Copy out the data below verbatim.
--------------------------------
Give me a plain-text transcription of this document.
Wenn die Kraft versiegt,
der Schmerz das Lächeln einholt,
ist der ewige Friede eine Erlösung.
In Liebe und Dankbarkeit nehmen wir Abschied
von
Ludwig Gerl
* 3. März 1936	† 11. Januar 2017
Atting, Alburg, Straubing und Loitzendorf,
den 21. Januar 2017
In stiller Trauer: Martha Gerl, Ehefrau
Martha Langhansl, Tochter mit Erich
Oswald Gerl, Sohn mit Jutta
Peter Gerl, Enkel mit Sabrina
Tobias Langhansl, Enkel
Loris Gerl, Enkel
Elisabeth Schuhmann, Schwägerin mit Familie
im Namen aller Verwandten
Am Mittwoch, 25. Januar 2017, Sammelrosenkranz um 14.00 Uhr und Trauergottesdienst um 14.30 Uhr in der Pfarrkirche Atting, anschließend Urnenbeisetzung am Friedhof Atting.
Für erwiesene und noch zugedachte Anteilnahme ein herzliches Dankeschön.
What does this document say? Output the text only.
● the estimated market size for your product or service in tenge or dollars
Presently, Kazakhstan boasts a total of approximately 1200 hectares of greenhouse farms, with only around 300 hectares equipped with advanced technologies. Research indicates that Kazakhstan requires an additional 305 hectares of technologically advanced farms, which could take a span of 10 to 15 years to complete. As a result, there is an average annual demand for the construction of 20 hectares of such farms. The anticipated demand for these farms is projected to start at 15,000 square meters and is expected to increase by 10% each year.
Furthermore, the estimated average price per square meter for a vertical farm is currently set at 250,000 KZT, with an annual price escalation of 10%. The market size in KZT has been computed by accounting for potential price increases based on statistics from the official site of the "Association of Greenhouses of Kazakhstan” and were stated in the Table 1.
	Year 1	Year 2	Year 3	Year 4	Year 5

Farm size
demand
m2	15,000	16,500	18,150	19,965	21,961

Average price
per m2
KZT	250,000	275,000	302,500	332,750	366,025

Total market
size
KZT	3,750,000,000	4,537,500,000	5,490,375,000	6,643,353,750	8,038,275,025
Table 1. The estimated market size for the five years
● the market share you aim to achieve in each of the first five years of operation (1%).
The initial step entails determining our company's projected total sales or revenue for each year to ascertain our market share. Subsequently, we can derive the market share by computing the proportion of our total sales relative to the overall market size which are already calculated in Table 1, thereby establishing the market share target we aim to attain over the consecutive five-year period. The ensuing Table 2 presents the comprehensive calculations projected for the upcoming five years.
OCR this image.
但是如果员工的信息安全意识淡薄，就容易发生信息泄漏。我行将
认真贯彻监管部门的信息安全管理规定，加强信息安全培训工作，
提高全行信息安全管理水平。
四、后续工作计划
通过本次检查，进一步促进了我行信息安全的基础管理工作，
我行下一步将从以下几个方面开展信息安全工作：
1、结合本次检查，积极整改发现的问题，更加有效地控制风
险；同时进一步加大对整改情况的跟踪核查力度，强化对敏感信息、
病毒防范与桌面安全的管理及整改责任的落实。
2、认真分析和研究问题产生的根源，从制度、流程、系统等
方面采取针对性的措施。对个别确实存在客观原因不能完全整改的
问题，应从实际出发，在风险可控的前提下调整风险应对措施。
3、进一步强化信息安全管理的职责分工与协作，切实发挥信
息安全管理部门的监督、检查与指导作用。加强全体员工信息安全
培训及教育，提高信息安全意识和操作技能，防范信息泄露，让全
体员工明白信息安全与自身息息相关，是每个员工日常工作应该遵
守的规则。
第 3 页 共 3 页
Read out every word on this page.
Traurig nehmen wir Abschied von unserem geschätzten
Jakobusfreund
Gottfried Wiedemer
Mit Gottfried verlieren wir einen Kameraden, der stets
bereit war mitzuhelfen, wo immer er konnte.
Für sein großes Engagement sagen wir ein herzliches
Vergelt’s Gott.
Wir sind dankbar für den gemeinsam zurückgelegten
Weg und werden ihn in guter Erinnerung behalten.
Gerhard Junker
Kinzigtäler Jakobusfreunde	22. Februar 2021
--------------------------------
** RESULT OF THE EXERCISE **
Give me a plain-text transcription of this document.
Wenn die Kraft versiegt,
der Schmerz das Lächeln einholt,
ist der ewige Friede eine Erlösung.
In Liebe und Dankbarkeit nehmen wir Abschied
von
Ludwig Gerl
* 3. März 1936	† 11. Januar 2017
Atting, Alburg, Straubing und Loitzendorf,
den 21. Januar 2017
In stiller Trauer: Martha Gerl, Ehefrau
Martha Langhansl, Tochter mit Erich
Oswald Gerl, Sohn mit Jutta
Peter Gerl, Enkel mit Sabrina
Tobias Langhansl, Enkel
Loris Gerl, Enkel
Elisabeth Schuhmann, Schwägerin mit Familie
im Namen aller Verwandten
Am Mittwoch, 25. Januar 2017, Sammelrosenkranz um 14.00 Uhr und Trauergottesdienst um 14.30 Uhr in der Pfarrkirche Atting, anschließend Urnenbeisetzung am Friedhof Atting.
Für erwiesene und noch zugedachte Anteilnahme ein herzliches Dankeschön.
What does this document say? Output the text only.
● the estimated market size for your product or service in tenge or dollars
Presently, Kazakhstan boasts a total of approximately 1200 hectares of greenhouse farms, with only around 300 hectares equipped with advanced technologies. Research indicates that Kazakhstan requires an additional 305 hectares of technologically advanced farms, which could take a span of 10 to 15 years to complete. As a result, there is an average annual demand for the construction of 20 hectares of such farms. The anticipated demand for these farms is projected to start at 15,000 square meters and is expected to increase by 10% each year.
Furthermore, the estimated average price per square meter for a vertical farm is currently set at 250,000 KZT, with an annual price escalation of 10%. The market size in KZT has been computed by accounting for potential price increases based on statistics from the official site of the "Association of Greenhouses of Kazakhstan” and were stated in the Table 1.
	Year 1	Year 2	Year 3	Year 4	Year 5

Farm size
demand
m2	15,000	16,500	18,150	19,965	21,961

Average price
per m2
KZT	250,000	275,000	302,500	332,750	366,025

Total market
size
KZT	3,750,000,000	4,537,500,000	5,490,375,000	6,643,353,750	8,038,275,025
Table 1. The estimated market size for the five years
● the market share you aim to achieve in each of the first five years of operation (1%).
The initial step entails determining our company's projected total sales or revenue for each year to ascertain our market share. Subsequently, we can derive the market share by computing the proportion of our total sales relative to the overall market size which are already calculated in Table 1, thereby establishing the market share target we aim to attain over the consecutive five-year period. The ensuing Table 2 presents the comprehensive calculations projected for the upcoming five years.
OCR this image.
但是如果员工的信息安全意识淡薄，就容易发生信息泄漏。我行将
认真贯彻监管部门的信息安全管理规定，加强信息安全培训工作，
提高全行信息安全管理水平。
四、后续工作计划
通过本次检查，进一步促进了我行信息安全的基础管理工作，
我行下一步将从以下几个方面开展信息安全工作：
1、结合本次检查，积极整改发现的问题，更加有效地控制风
险；同时进一步加大对整改情况的跟踪核查力度，强化对敏感信息、
病毒防范与桌面安全的管理及整改责任的落实。
2、认真分析和研究问题产生的根源，从制度、流程、系统等
方面采取针对性的措施。对个别确实存在客观原因不能完全整改的
问题，应从实际出发，在风险可控的前提下调整风险应对措施。
3、进一步强化信息安全管理的职责分工与协作，切实发挥信
息安全管理部门的监督、检查与指导作用。加强全体员工信息安全
培训及教育，提高信息安全意识和操作技能，防范信息泄露，让全
体员工明白信息安全与自身息息相关，是每个员工日常工作应该遵
守的规则。
第 3 页 共 3 页
Read out every word on this page.
Traurig nehmen wir Abschied von unserem geschätzten
Jakobusfreund
Gottfried Wiedemer
Mit Gottfried verlieren wir einen Kameraden, der stets
bereit war mitzuhelfen, wo immer er konnte.
Für sein großes Engagement sagen wir ein herzliches
Vergelt’s Gott.
Wir sind dankbar für den gemeinsam zurückgelegten
Weg und werden ihn in guter Erinnerung behalten.
Gerhard Junker
Kinzigtäler Jakobusfreunde	22. Februar 2021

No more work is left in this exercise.